What the task asks => Identify the lines that contain the string "page" and copy all of them.

## Begin Information provided

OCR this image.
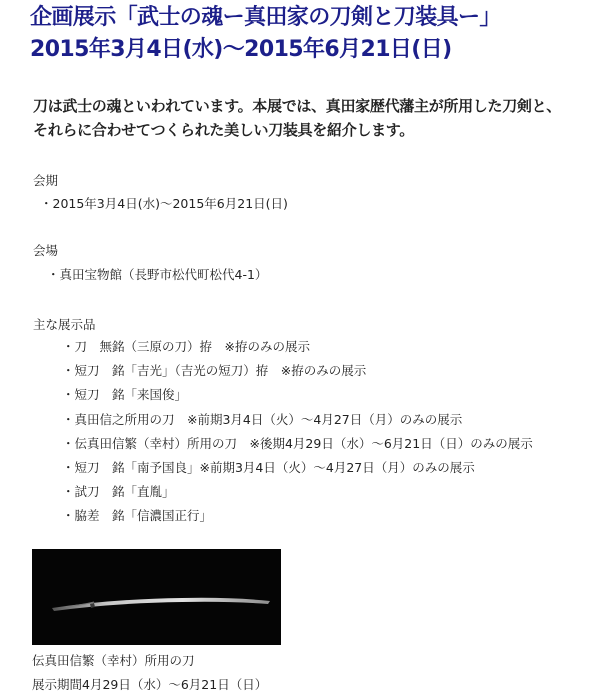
企画展示「武士の魂ー真田家の刀剣と刀装具ー」
2015年3月4日(水)〜2015年6月21日(日)
刀は武士の魂といわれています。本展では、真田家歴代藩主が所用した刀剣と、
それらに合わせてつくられた美しい刀装具を紹介します。
会期
・2015年3月4日(水)〜2015年6月21日(日)
会場
・真田宝物館（長野市松代町松代4-1）
主な展示品
・刀　無銘（三原の刀）拵　※拵のみの展示
・短刀　銘「吉光」（吉光の短刀）拵　※拵のみの展示
・短刀　銘「来国俊」
・真田信之所用の刀　※前期3月4日（火）〜4月27日（月）のみの展示
・伝真田信繁（幸村）所用の刀　※後期4月29日（水）〜6月21日（日）のみの展示
・短刀　銘「南予国良」※前期3月4日（火）〜4月27日（月）のみの展示
・試刀　銘「直胤」
・脇差　銘「信濃国正行」
伝真田信繁（幸村）所用の刀
展示期間4月29日（水）〜6月21日（日）
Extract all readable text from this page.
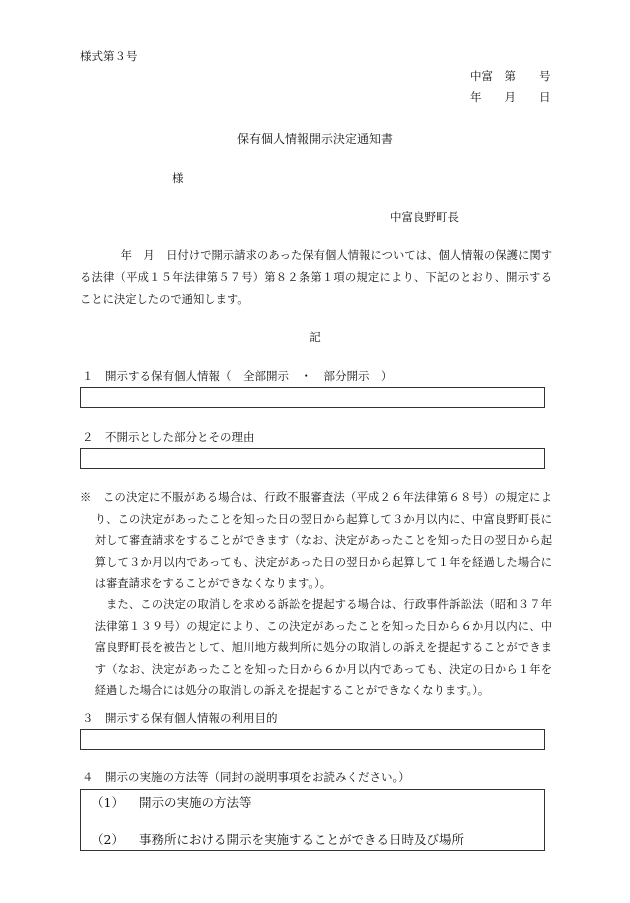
様式第３号
中富　第　　号
年　　月　　日
保有個人情報開示決定通知書
様
中富良野町長
年　月　日付けで開示請求のあった保有個人情報については、個人情報の保護に関する法律（平成１５年法律第５７号）第８２条第１項の規定により、下記のとおり、開示することに決定したので通知します。
記
１　開示する保有個人情報（　全部開示　・　部分開示　）
２　不開示とした部分とその理由
※　この決定に不服がある場合は、行政不服審査法（平成２６年法律第６８号）の規定により、この決定があったことを知った日の翌日から起算して３か月以内に、中富良野町長に対して審査請求をすることができます（なお、決定があったことを知った日の翌日から起算して３か月以内であっても、決定があった日の翌日から起算して１年を経過した場合には審査請求をすることができなくなります。）。
また、この決定の取消しを求める訴訟を提起する場合は、行政事件訴訟法（昭和３７年法律第１３９号）の規定により、この決定があったことを知った日から６か月以内に、中富良野町長を被告として、旭川地方裁判所に処分の取消しの訴えを提起することができます（なお、決定があったことを知った日から６か月以内であっても、決定の日から１年を経過した場合には処分の取消しの訴えを提起することができなくなります。）。
３　開示する保有個人情報の利用目的
４　開示の実施の方法等（同封の説明事項をお読みください。）
（1） 開示の実施の方法等
（2） 事務所における開示を実施することができる日時及び場所
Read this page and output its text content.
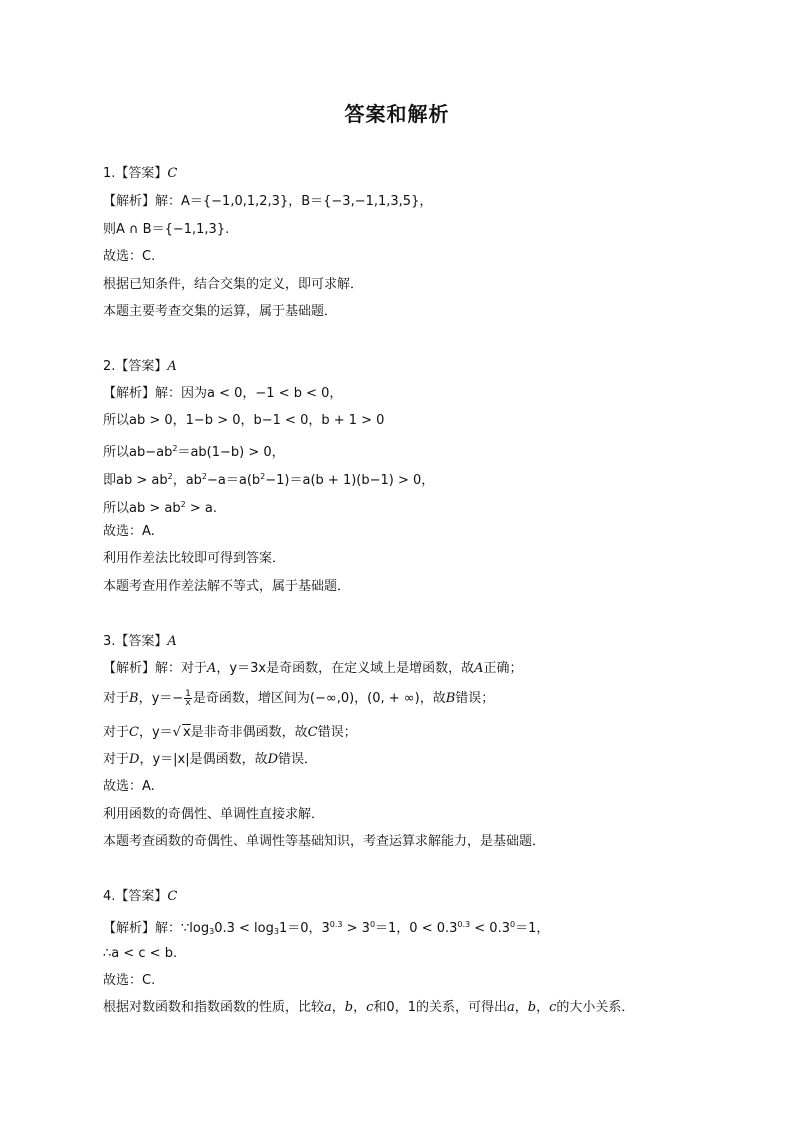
答案和解析
1.【答案】C
【解析】解：A＝{−1,0,1,2,3}，B＝{−3,−1,1,3,5}，
则A ∩ B＝{−1,1,3}.
故选：C.
根据已知条件，结合交集的定义，即可求解．
本题主要考查交集的运算，属于基础题．
2.【答案】A
【解析】解：因为a < 0，−1 < b < 0，
所以ab > 0，1−b > 0，b−1 < 0，b + 1 > 0
所以$ab-ab^2=ab(1-b) > 0$，
即ab > $ab^2$，$ab^2-a=a(b^2-1)=a(b + 1)(b-1) > 0$，
所以ab > $ab^2 > a$.
故选：A.
利用作差法比较即可得到答案．
本题考查用作差法解不等式，属于基础题．
3.【答案】A
【解析】解：对于A，y＝3x是奇函数，在定义域上是增函数，故A正确；
对于B，$y=- \frac{1}{x}$ 是奇函数，增区间为(−∞,0)，(0, + ∞)，故B错误；
对于C，y＝√ x是非奇非偶函数，故C错误；
对于D，y＝|x|是偶函数，故D错误．
故选：A.
利用函数的奇偶性、单调性直接求解．
本题考查函数的奇偶性、单调性等基础知识，考查运算求解能力，是基础题．
4.【答案】C
【解析】解：$\because\log_30.3 < \log_31=0$，$3^{0.3} > 3^0=1$，$0 < 0.3^{0.3} < 0.3^0=1$，
∴a < c < b.
故选：C.
根据对数函数和指数函数的性质，比较a，b，c和0，1的关系，可得出a，b，c的大小关系．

## End Information provided

Exercise solution =>
Extract all readable text from this page.
Read this page and output its text content.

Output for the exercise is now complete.